Task directions -
Your task is to copy the material exactly.

═════ Provided records ═════

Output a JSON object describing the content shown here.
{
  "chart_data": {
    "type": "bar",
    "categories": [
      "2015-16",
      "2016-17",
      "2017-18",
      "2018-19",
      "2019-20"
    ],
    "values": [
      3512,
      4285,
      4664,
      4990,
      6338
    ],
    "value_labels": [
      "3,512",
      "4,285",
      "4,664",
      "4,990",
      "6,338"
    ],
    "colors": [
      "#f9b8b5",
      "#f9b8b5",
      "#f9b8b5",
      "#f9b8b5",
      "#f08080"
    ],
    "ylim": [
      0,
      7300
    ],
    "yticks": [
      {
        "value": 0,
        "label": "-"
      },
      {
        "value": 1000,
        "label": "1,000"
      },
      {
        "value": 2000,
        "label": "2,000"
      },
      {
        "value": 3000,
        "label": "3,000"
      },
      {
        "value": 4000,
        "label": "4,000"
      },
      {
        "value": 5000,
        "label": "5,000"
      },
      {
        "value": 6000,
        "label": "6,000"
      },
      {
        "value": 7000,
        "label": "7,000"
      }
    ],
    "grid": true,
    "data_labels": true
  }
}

═════

Output for this task -
Output a JSON object describing the content shown here.
{
  "chart_data": {
    "type": "bar",
    "categories": [
      "2015-16",
      "2016-17",
      "2017-18",
      "2018-19",
      "2019-20"
    ],
    "values": [
      3512,
      4285,
      4664,
      4990,
      6338
    ],
    "value_labels": [
      "3,512",
      "4,285",
      "4,664",
      "4,990",
      "6,338"
    ],
    "colors": [
      "#f9b8b5",
      "#f9b8b5",
      "#f9b8b5",
      "#f9b8b5",
      "#f08080"
    ],
    "ylim": [
      0,
      7300
    ],
    "yticks": [
      {
        "value": 0,
        "label": "-"
      },
      {
        "value": 1000,
        "label": "1,000"
      },
      {
        "value": 2000,
        "label": "2,000"
      },
      {
        "value": 3000,
        "label": "3,000"
      },
      {
        "value": 4000,
        "label": "4,000"
      },
      {
        "value": 5000,
        "label": "5,000"
      },
      {
        "value": 6000,
        "label": "6,000"
      },
      {
        "value": 7000,
        "label": "7,000"
      }
    ],
    "grid": true,
    "data_labels": true
  }
}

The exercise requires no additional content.